→ **WHAT IS NEEDED**:
Go through the records underneath and write each one out again exactly.

[Stored records]
+===+

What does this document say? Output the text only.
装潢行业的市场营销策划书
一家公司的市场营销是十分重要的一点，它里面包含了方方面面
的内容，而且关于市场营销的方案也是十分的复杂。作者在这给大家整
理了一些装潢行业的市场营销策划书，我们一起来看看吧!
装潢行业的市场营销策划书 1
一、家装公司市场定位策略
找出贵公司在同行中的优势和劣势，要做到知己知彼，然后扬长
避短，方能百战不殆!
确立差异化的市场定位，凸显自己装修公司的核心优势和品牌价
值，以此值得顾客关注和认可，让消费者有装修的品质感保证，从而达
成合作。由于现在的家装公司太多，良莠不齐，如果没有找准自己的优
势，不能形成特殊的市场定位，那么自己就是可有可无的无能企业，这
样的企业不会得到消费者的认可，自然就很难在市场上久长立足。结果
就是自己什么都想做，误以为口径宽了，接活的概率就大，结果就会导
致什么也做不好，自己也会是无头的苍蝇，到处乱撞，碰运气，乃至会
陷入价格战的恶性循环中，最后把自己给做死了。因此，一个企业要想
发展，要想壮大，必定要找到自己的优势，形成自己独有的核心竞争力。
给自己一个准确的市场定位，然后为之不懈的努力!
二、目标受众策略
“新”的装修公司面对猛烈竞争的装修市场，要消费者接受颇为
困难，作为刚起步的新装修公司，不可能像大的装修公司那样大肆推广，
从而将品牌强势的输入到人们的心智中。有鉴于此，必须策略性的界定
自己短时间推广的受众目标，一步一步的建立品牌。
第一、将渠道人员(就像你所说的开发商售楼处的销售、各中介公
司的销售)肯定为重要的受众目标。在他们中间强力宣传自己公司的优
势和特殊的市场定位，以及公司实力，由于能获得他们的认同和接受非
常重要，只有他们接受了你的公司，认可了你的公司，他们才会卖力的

+===+

→ **RESPONSE TO THIS EXERCISE**:
What does this document say? Output the text only.
装潢行业的市场营销策划书
一家公司的市场营销是十分重要的一点，它里面包含了方方面面
的内容，而且关于市场营销的方案也是十分的复杂。作者在这给大家整
理了一些装潢行业的市场营销策划书，我们一起来看看吧!
装潢行业的市场营销策划书 1
一、家装公司市场定位策略
找出贵公司在同行中的优势和劣势，要做到知己知彼，然后扬长
避短，方能百战不殆!
确立差异化的市场定位，凸显自己装修公司的核心优势和品牌价
值，以此值得顾客关注和认可，让消费者有装修的品质感保证，从而达
成合作。由于现在的家装公司太多，良莠不齐，如果没有找准自己的优
势，不能形成特殊的市场定位，那么自己就是可有可无的无能企业，这
样的企业不会得到消费者的认可，自然就很难在市场上久长立足。结果
就是自己什么都想做，误以为口径宽了，接活的概率就大，结果就会导
致什么也做不好，自己也会是无头的苍蝇，到处乱撞，碰运气，乃至会
陷入价格战的恶性循环中，最后把自己给做死了。因此，一个企业要想
发展，要想壮大，必定要找到自己的优势，形成自己独有的核心竞争力。
给自己一个准确的市场定位，然后为之不懈的努力!
二、目标受众策略
“新”的装修公司面对猛烈竞争的装修市场，要消费者接受颇为
困难，作为刚起步的新装修公司，不可能像大的装修公司那样大肆推广，
从而将品牌强势的输入到人们的心智中。有鉴于此，必须策略性的界定
自己短时间推广的受众目标，一步一步的建立品牌。
第一、将渠道人员(就像你所说的开发商售楼处的销售、各中介公
司的销售)肯定为重要的受众目标。在他们中间强力宣传自己公司的优
势和特殊的市场定位，以及公司实力，由于能获得他们的认同和接受非
常重要，只有他们接受了你的公司，认可了你的公司，他们才会卖力的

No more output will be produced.